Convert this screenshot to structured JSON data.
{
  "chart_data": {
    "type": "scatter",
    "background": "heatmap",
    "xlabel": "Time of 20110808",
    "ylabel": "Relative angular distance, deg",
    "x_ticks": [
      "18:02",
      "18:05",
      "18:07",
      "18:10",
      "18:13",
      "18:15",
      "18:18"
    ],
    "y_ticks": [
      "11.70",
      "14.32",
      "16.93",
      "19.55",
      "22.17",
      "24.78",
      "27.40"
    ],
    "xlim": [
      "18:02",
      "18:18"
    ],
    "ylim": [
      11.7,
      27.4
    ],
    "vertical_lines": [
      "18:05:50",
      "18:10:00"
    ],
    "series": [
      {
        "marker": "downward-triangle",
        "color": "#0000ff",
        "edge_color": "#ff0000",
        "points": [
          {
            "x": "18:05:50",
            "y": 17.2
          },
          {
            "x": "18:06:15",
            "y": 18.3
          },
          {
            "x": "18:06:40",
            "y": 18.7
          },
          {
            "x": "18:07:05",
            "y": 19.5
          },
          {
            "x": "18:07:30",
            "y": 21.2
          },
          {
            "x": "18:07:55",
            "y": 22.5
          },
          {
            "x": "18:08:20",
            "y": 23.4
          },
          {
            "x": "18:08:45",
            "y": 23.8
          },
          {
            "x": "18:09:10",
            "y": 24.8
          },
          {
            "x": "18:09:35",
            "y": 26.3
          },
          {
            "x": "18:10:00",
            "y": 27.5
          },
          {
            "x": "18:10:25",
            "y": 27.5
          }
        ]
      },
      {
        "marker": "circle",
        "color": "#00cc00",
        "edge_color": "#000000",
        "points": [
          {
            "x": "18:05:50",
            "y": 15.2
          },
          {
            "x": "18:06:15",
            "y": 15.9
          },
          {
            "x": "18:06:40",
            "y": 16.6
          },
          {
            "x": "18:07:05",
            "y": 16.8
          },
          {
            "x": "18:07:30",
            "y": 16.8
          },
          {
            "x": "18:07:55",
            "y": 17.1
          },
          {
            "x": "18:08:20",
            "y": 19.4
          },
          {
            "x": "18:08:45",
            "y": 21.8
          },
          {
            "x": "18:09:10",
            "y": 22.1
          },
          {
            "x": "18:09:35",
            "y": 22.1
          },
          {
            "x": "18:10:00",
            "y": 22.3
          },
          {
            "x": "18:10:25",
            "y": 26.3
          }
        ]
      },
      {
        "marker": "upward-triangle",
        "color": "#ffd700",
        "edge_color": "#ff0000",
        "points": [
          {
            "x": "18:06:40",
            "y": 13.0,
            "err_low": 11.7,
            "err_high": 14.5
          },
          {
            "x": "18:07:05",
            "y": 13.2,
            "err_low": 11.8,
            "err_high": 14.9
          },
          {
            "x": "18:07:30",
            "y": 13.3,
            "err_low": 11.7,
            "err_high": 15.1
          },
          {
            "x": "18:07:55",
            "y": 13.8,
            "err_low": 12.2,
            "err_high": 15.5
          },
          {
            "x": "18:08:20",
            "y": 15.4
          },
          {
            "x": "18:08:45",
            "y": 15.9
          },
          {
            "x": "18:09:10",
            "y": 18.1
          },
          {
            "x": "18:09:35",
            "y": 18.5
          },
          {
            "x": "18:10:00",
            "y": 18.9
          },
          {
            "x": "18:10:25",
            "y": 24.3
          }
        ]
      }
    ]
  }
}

THE PROBLEM
Copy out the whole listing exactly as written.

TASK ANSWER
Convert this screenshot to structured JSON data.
{
  "chart_data": {
    "type": "scatter",
    "background": "heatmap",
    "xlabel": "Time of 20110808",
    "ylabel": "Relative angular distance, deg",
    "x_ticks": [
      "18:02",
      "18:05",
      "18:07",
      "18:10",
      "18:13",
      "18:15",
      "18:18"
    ],
    "y_ticks": [
      "11.70",
      "14.32",
      "16.93",
      "19.55",
      "22.17",
      "24.78",
      "27.40"
    ],
    "xlim": [
      "18:02",
      "18:18"
    ],
    "ylim": [
      11.7,
      27.4
    ],
    "vertical_lines": [
      "18:05:50",
      "18:10:00"
    ],
    "series": [
      {
        "marker": "downward-triangle",
        "color": "#0000ff",
        "edge_color": "#ff0000",
        "points": [
          {
            "x": "18:05:50",
            "y": 17.2
          },
          {
            "x": "18:06:15",
            "y": 18.3
          },
          {
            "x": "18:06:40",
            "y": 18.7
          },
          {
            "x": "18:07:05",
            "y": 19.5
          },
          {
            "x": "18:07:30",
            "y": 21.2
          },
          {
            "x": "18:07:55",
            "y": 22.5
          },
          {
            "x": "18:08:20",
            "y": 23.4
          },
          {
            "x": "18:08:45",
            "y": 23.8
          },
          {
            "x": "18:09:10",
            "y": 24.8
          },
          {
            "x": "18:09:35",
            "y": 26.3
          },
          {
            "x": "18:10:00",
            "y": 27.5
          },
          {
            "x": "18:10:25",
            "y": 27.5
          }
        ]
      },
      {
        "marker": "circle",
        "color": "#00cc00",
        "edge_color": "#000000",
        "points": [
          {
            "x": "18:05:50",
            "y": 15.2
          },
          {
            "x": "18:06:15",
            "y": 15.9
          },
          {
            "x": "18:06:40",
            "y": 16.6
          },
          {
            "x": "18:07:05",
            "y": 16.8
          },
          {
            "x": "18:07:30",
            "y": 16.8
          },
          {
            "x": "18:07:55",
            "y": 17.1
          },
          {
            "x": "18:08:20",
            "y": 19.4
          },
          {
            "x": "18:08:45",
            "y": 21.8
          },
          {
            "x": "18:09:10",
            "y": 22.1
          },
          {
            "x": "18:09:35",
            "y": 22.1
          },
          {
            "x": "18:10:00",
            "y": 22.3
          },
          {
            "x": "18:10:25",
            "y": 26.3
          }
        ]
      },
      {
        "marker": "upward-triangle",
        "color": "#ffd700",
        "edge_color": "#ff0000",
        "points": [
          {
            "x": "18:06:40",
            "y": 13.0,
            "err_low": 11.7,
            "err_high": 14.5
          },
          {
            "x": "18:07:05",
            "y": 13.2,
            "err_low": 11.8,
            "err_high": 14.9
          },
          {
            "x": "18:07:30",
            "y": 13.3,
            "err_low": 11.7,
            "err_high": 15.1
          },
          {
            "x": "18:07:55",
            "y": 13.8,
            "err_low": 12.2,
            "err_high": 15.5
          },
          {
            "x": "18:08:20",
            "y": 15.4
          },
          {
            "x": "18:08:45",
            "y": 15.9
          },
          {
            "x": "18:09:10",
            "y": 18.1
          },
          {
            "x": "18:09:35",
            "y": 18.5
          },
          {
            "x": "18:10:00",
            "y": 18.9
          },
          {
            "x": "18:10:25",
            "y": 24.3
          }
        ]
      }
    ]
  }
}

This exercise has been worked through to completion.